[Figure data in JSON]

- - - - - - -

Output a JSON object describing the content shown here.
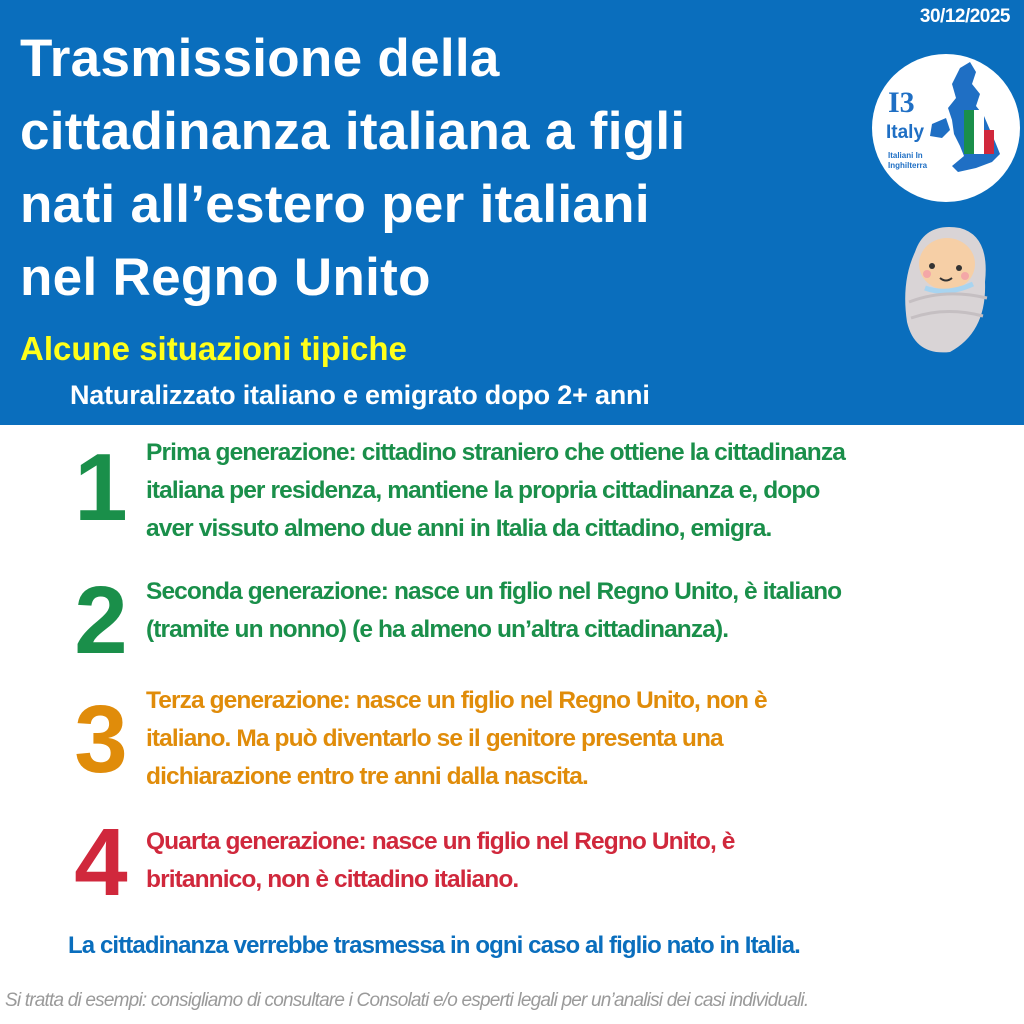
{
  "header": {
    "date": "30/12/2025",
    "title_lines": [
      "Trasmissione della",
      "cittadinanza italiana a figli",
      "nati all’estero per italiani",
      "nel Regno Unito"
    ],
    "subtitle": "Alcune situazioni tipiche",
    "scenario": "Naturalizzato italiano e emigrato dopo 2+ anni",
    "logo": {
      "mark": "I3",
      "name": "Italy",
      "tagline_lines": [
        "Italiani In",
        "Inghilterra"
      ]
    }
  },
  "items": [
    {
      "number": "1",
      "color": "#1a8f4a",
      "lines": [
        "Prima generazione: cittadino straniero che ottiene la cittadinanza",
        "italiana per residenza, mantiene la propria cittadinanza e, dopo",
        "aver vissuto almeno due anni in Italia da cittadino, emigra."
      ]
    },
    {
      "number": "2",
      "color": "#1a8f4a",
      "lines": [
        "Seconda generazione: nasce un figlio nel Regno Unito, è italiano",
        "(tramite un nonno) (e ha almeno un’altra cittadinanza)."
      ]
    },
    {
      "number": "3",
      "color": "#e08c0a",
      "lines": [
        "Terza generazione: nasce un figlio nel Regno Unito, non è",
        "italiano. Ma può diventarlo se il genitore presenta una",
        "dichiarazione entro tre anni dalla nascita."
      ]
    },
    {
      "number": "4",
      "color": "#d0283c",
      "lines": [
        "Quarta generazione: nasce un figlio nel Regno Unito, è",
        "britannico, non è cittadino italiano."
      ]
    }
  ],
  "note": "La cittadinanza verrebbe trasmessa in ogni caso al figlio nato in Italia.",
  "disclaimer": "Si tratta di esempi: consigliamo di consultare i Consolati e/o esperti legali per un’analisi dei casi individuali.",
  "colors": {
    "brand_blue": "#0a6ebd",
    "subtitle_yellow": "#ffff1a"
  }
}
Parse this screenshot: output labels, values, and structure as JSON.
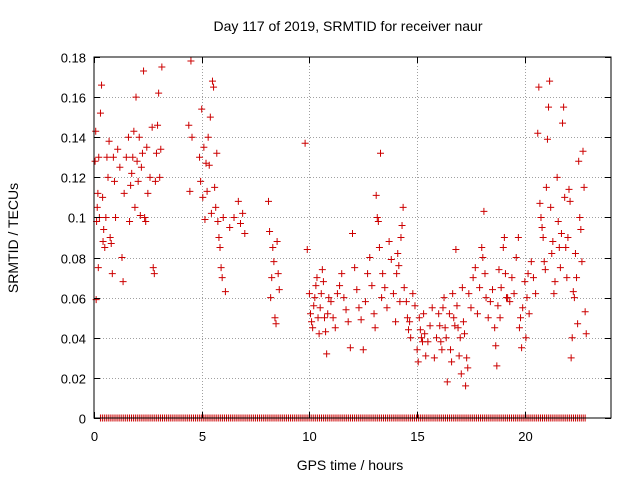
{
  "chart_data": {
    "type": "scatter",
    "title": "Day 117 of 2019, SRMTID for receiver naur",
    "xlabel": "GPS time / hours",
    "ylabel": "SRMTID / TECUs",
    "xlim": [
      0,
      24
    ],
    "ylim": [
      0,
      0.18
    ],
    "xticks": [
      0,
      5,
      10,
      15,
      20
    ],
    "xtick_labels": [
      "0",
      "5",
      "10",
      "15",
      "20"
    ],
    "yticks": [
      0,
      0.02,
      0.04,
      0.06,
      0.08,
      0.1,
      0.12,
      0.14,
      0.16,
      0.18
    ],
    "ytick_labels": [
      "0",
      "0.02",
      "0.04",
      "0.06",
      "0.08",
      "0.1",
      "0.12",
      "0.14",
      "0.16",
      "0.18"
    ],
    "grid": true,
    "marker": "+",
    "color": "#cc0000",
    "zero_band": {
      "x_start": 0.3,
      "x_end": 22.8,
      "y": 0
    },
    "series": [
      {
        "name": "SRMTID",
        "points": [
          [
            0.05,
            0.128
          ],
          [
            0.08,
            0.143
          ],
          [
            0.1,
            0.059
          ],
          [
            0.12,
            0.098
          ],
          [
            0.15,
            0.105
          ],
          [
            0.18,
            0.112
          ],
          [
            0.2,
            0.075
          ],
          [
            0.22,
            0.13
          ],
          [
            0.25,
            0.1
          ],
          [
            0.3,
            0.152
          ],
          [
            0.35,
            0.166
          ],
          [
            0.4,
            0.11
          ],
          [
            0.42,
            0.088
          ],
          [
            0.45,
            0.094
          ],
          [
            0.5,
            0.085
          ],
          [
            0.55,
            0.1
          ],
          [
            0.6,
            0.13
          ],
          [
            0.65,
            0.12
          ],
          [
            0.7,
            0.138
          ],
          [
            0.75,
            0.09
          ],
          [
            0.8,
            0.087
          ],
          [
            0.85,
            0.072
          ],
          [
            0.9,
            0.13
          ],
          [
            0.95,
            0.118
          ],
          [
            1.0,
            0.1
          ],
          [
            1.1,
            0.134
          ],
          [
            1.2,
            0.125
          ],
          [
            1.3,
            0.08
          ],
          [
            1.35,
            0.068
          ],
          [
            1.4,
            0.112
          ],
          [
            1.5,
            0.13
          ],
          [
            1.6,
            0.14
          ],
          [
            1.65,
            0.098
          ],
          [
            1.7,
            0.116
          ],
          [
            1.75,
            0.122
          ],
          [
            1.8,
            0.13
          ],
          [
            1.85,
            0.143
          ],
          [
            1.9,
            0.105
          ],
          [
            1.95,
            0.16
          ],
          [
            2.0,
            0.128
          ],
          [
            2.05,
            0.118
          ],
          [
            2.1,
            0.14
          ],
          [
            2.15,
            0.101
          ],
          [
            2.2,
            0.125
          ],
          [
            2.25,
            0.132
          ],
          [
            2.3,
            0.173
          ],
          [
            2.35,
            0.1
          ],
          [
            2.4,
            0.098
          ],
          [
            2.45,
            0.135
          ],
          [
            2.5,
            0.112
          ],
          [
            2.6,
            0.12
          ],
          [
            2.7,
            0.145
          ],
          [
            2.75,
            0.075
          ],
          [
            2.8,
            0.072
          ],
          [
            2.85,
            0.118
          ],
          [
            2.9,
            0.132
          ],
          [
            2.95,
            0.146
          ],
          [
            3.0,
            0.162
          ],
          [
            3.05,
            0.12
          ],
          [
            3.1,
            0.134
          ],
          [
            3.15,
            0.175
          ],
          [
            4.4,
            0.146
          ],
          [
            4.45,
            0.113
          ],
          [
            4.5,
            0.178
          ],
          [
            4.55,
            0.14
          ],
          [
            4.9,
            0.13
          ],
          [
            4.95,
            0.118
          ],
          [
            5.0,
            0.154
          ],
          [
            5.05,
            0.11
          ],
          [
            5.1,
            0.135
          ],
          [
            5.15,
            0.099
          ],
          [
            5.2,
            0.127
          ],
          [
            5.25,
            0.113
          ],
          [
            5.3,
            0.14
          ],
          [
            5.35,
            0.126
          ],
          [
            5.4,
            0.15
          ],
          [
            5.45,
            0.102
          ],
          [
            5.5,
            0.168
          ],
          [
            5.55,
            0.165
          ],
          [
            5.6,
            0.115
          ],
          [
            5.65,
            0.105
          ],
          [
            5.7,
            0.132
          ],
          [
            5.75,
            0.098
          ],
          [
            5.8,
            0.09
          ],
          [
            5.85,
            0.085
          ],
          [
            5.9,
            0.075
          ],
          [
            5.95,
            0.07
          ],
          [
            6.0,
            0.1
          ],
          [
            6.1,
            0.063
          ],
          [
            6.3,
            0.095
          ],
          [
            6.5,
            0.1
          ],
          [
            6.7,
            0.108
          ],
          [
            6.8,
            0.097
          ],
          [
            6.9,
            0.102
          ],
          [
            7.0,
            0.092
          ],
          [
            8.1,
            0.108
          ],
          [
            8.15,
            0.093
          ],
          [
            8.2,
            0.06
          ],
          [
            8.25,
            0.07
          ],
          [
            8.3,
            0.085
          ],
          [
            8.35,
            0.078
          ],
          [
            8.4,
            0.05
          ],
          [
            8.45,
            0.047
          ],
          [
            8.5,
            0.088
          ],
          [
            8.55,
            0.072
          ],
          [
            8.6,
            0.064
          ],
          [
            9.8,
            0.137
          ],
          [
            9.9,
            0.084
          ],
          [
            10.0,
            0.062
          ],
          [
            10.05,
            0.052
          ],
          [
            10.1,
            0.048
          ],
          [
            10.15,
            0.045
          ],
          [
            10.2,
            0.056
          ],
          [
            10.25,
            0.06
          ],
          [
            10.3,
            0.066
          ],
          [
            10.35,
            0.07
          ],
          [
            10.4,
            0.05
          ],
          [
            10.45,
            0.042
          ],
          [
            10.5,
            0.055
          ],
          [
            10.55,
            0.062
          ],
          [
            10.6,
            0.074
          ],
          [
            10.65,
            0.068
          ],
          [
            10.7,
            0.05
          ],
          [
            10.75,
            0.043
          ],
          [
            10.8,
            0.032
          ],
          [
            10.85,
            0.052
          ],
          [
            10.9,
            0.06
          ],
          [
            11.0,
            0.058
          ],
          [
            11.1,
            0.05
          ],
          [
            11.2,
            0.045
          ],
          [
            11.3,
            0.062
          ],
          [
            11.4,
            0.066
          ],
          [
            11.5,
            0.072
          ],
          [
            11.6,
            0.06
          ],
          [
            11.7,
            0.054
          ],
          [
            11.8,
            0.048
          ],
          [
            11.9,
            0.035
          ],
          [
            12.0,
            0.092
          ],
          [
            12.1,
            0.075
          ],
          [
            12.2,
            0.064
          ],
          [
            12.3,
            0.055
          ],
          [
            12.4,
            0.049
          ],
          [
            12.5,
            0.034
          ],
          [
            12.6,
            0.058
          ],
          [
            12.7,
            0.072
          ],
          [
            12.8,
            0.08
          ],
          [
            12.9,
            0.066
          ],
          [
            13.0,
            0.052
          ],
          [
            13.05,
            0.045
          ],
          [
            13.1,
            0.111
          ],
          [
            13.15,
            0.1
          ],
          [
            13.2,
            0.098
          ],
          [
            13.25,
            0.085
          ],
          [
            13.3,
            0.132
          ],
          [
            13.35,
            0.06
          ],
          [
            13.4,
            0.072
          ],
          [
            13.5,
            0.065
          ],
          [
            13.6,
            0.055
          ],
          [
            13.7,
            0.088
          ],
          [
            13.8,
            0.079
          ],
          [
            13.9,
            0.062
          ],
          [
            14.0,
            0.048
          ],
          [
            14.05,
            0.072
          ],
          [
            14.1,
            0.082
          ],
          [
            14.15,
            0.076
          ],
          [
            14.2,
            0.058
          ],
          [
            14.25,
            0.09
          ],
          [
            14.3,
            0.096
          ],
          [
            14.35,
            0.105
          ],
          [
            14.4,
            0.065
          ],
          [
            14.5,
            0.058
          ],
          [
            14.55,
            0.05
          ],
          [
            14.6,
            0.044
          ],
          [
            14.65,
            0.048
          ],
          [
            14.7,
            0.04
          ],
          [
            14.8,
            0.062
          ],
          [
            14.9,
            0.056
          ],
          [
            15.0,
            0.034
          ],
          [
            15.05,
            0.028
          ],
          [
            15.1,
            0.05
          ],
          [
            15.15,
            0.044
          ],
          [
            15.2,
            0.04
          ],
          [
            15.25,
            0.038
          ],
          [
            15.3,
            0.052
          ],
          [
            15.35,
            0.042
          ],
          [
            15.4,
            0.031
          ],
          [
            15.5,
            0.038
          ],
          [
            15.6,
            0.046
          ],
          [
            15.7,
            0.055
          ],
          [
            15.8,
            0.03
          ],
          [
            15.9,
            0.04
          ],
          [
            16.0,
            0.052
          ],
          [
            16.05,
            0.046
          ],
          [
            16.1,
            0.038
          ],
          [
            16.15,
            0.034
          ],
          [
            16.2,
            0.055
          ],
          [
            16.25,
            0.06
          ],
          [
            16.3,
            0.045
          ],
          [
            16.35,
            0.04
          ],
          [
            16.4,
            0.018
          ],
          [
            16.5,
            0.052
          ],
          [
            16.55,
            0.034
          ],
          [
            16.6,
            0.028
          ],
          [
            16.65,
            0.062
          ],
          [
            16.7,
            0.05
          ],
          [
            16.75,
            0.046
          ],
          [
            16.8,
            0.084
          ],
          [
            16.85,
            0.056
          ],
          [
            16.9,
            0.045
          ],
          [
            16.95,
            0.031
          ],
          [
            17.0,
            0.04
          ],
          [
            17.05,
            0.022
          ],
          [
            17.1,
            0.065
          ],
          [
            17.15,
            0.048
          ],
          [
            17.2,
            0.042
          ],
          [
            17.25,
            0.016
          ],
          [
            17.3,
            0.03
          ],
          [
            17.35,
            0.025
          ],
          [
            17.4,
            0.062
          ],
          [
            17.5,
            0.055
          ],
          [
            17.6,
            0.07
          ],
          [
            17.7,
            0.075
          ],
          [
            17.8,
            0.052
          ],
          [
            17.9,
            0.065
          ],
          [
            18.0,
            0.085
          ],
          [
            18.05,
            0.08
          ],
          [
            18.1,
            0.103
          ],
          [
            18.15,
            0.072
          ],
          [
            18.2,
            0.06
          ],
          [
            18.3,
            0.05
          ],
          [
            18.4,
            0.058
          ],
          [
            18.5,
            0.064
          ],
          [
            18.6,
            0.045
          ],
          [
            18.65,
            0.036
          ],
          [
            18.7,
            0.026
          ],
          [
            18.75,
            0.056
          ],
          [
            18.8,
            0.074
          ],
          [
            18.85,
            0.05
          ],
          [
            18.9,
            0.065
          ],
          [
            19.0,
            0.085
          ],
          [
            19.05,
            0.09
          ],
          [
            19.1,
            0.072
          ],
          [
            19.15,
            0.06
          ],
          [
            19.2,
            0.06
          ],
          [
            19.3,
            0.058
          ],
          [
            19.4,
            0.07
          ],
          [
            19.5,
            0.062
          ],
          [
            19.6,
            0.08
          ],
          [
            19.7,
            0.09
          ],
          [
            19.75,
            0.045
          ],
          [
            19.8,
            0.05
          ],
          [
            19.85,
            0.035
          ],
          [
            19.9,
            0.055
          ],
          [
            20.0,
            0.068
          ],
          [
            20.05,
            0.04
          ],
          [
            20.1,
            0.06
          ],
          [
            20.15,
            0.072
          ],
          [
            20.2,
            0.052
          ],
          [
            20.3,
            0.078
          ],
          [
            20.4,
            0.07
          ],
          [
            20.5,
            0.062
          ],
          [
            20.6,
            0.142
          ],
          [
            20.65,
            0.165
          ],
          [
            20.7,
            0.107
          ],
          [
            20.75,
            0.1
          ],
          [
            20.8,
            0.095
          ],
          [
            20.85,
            0.09
          ],
          [
            20.9,
            0.078
          ],
          [
            20.95,
            0.074
          ],
          [
            21.0,
            0.115
          ],
          [
            21.05,
            0.139
          ],
          [
            21.1,
            0.155
          ],
          [
            21.15,
            0.168
          ],
          [
            21.2,
            0.105
          ],
          [
            21.25,
            0.082
          ],
          [
            21.3,
            0.088
          ],
          [
            21.35,
            0.062
          ],
          [
            21.4,
            0.068
          ],
          [
            21.5,
            0.12
          ],
          [
            21.55,
            0.098
          ],
          [
            21.6,
            0.085
          ],
          [
            21.65,
            0.075
          ],
          [
            21.7,
            0.092
          ],
          [
            21.75,
            0.147
          ],
          [
            21.8,
            0.155
          ],
          [
            21.85,
            0.11
          ],
          [
            21.9,
            0.085
          ],
          [
            21.95,
            0.07
          ],
          [
            22.0,
            0.09
          ],
          [
            22.05,
            0.114
          ],
          [
            22.1,
            0.108
          ],
          [
            22.15,
            0.03
          ],
          [
            22.2,
            0.04
          ],
          [
            22.25,
            0.063
          ],
          [
            22.3,
            0.06
          ],
          [
            22.35,
            0.082
          ],
          [
            22.4,
            0.07
          ],
          [
            22.45,
            0.047
          ],
          [
            22.5,
            0.128
          ],
          [
            22.55,
            0.1
          ],
          [
            22.6,
            0.094
          ],
          [
            22.65,
            0.078
          ],
          [
            22.7,
            0.133
          ],
          [
            22.75,
            0.115
          ],
          [
            22.8,
            0.053
          ],
          [
            22.85,
            0.042
          ]
        ]
      }
    ]
  }
}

- - - - - - -

* _Problem description_
Track down every line of the material containing the string "Unito", and copy it.

* _Answer below_
      "nel Regno Unito"
        "Seconda generazione: nasce un figlio nel Regno Unito, è italiano",
        "Terza generazione: nasce un figlio nel Regno Unito, non è",
        "Quarta generazione: nasce un figlio nel Regno Unito, è",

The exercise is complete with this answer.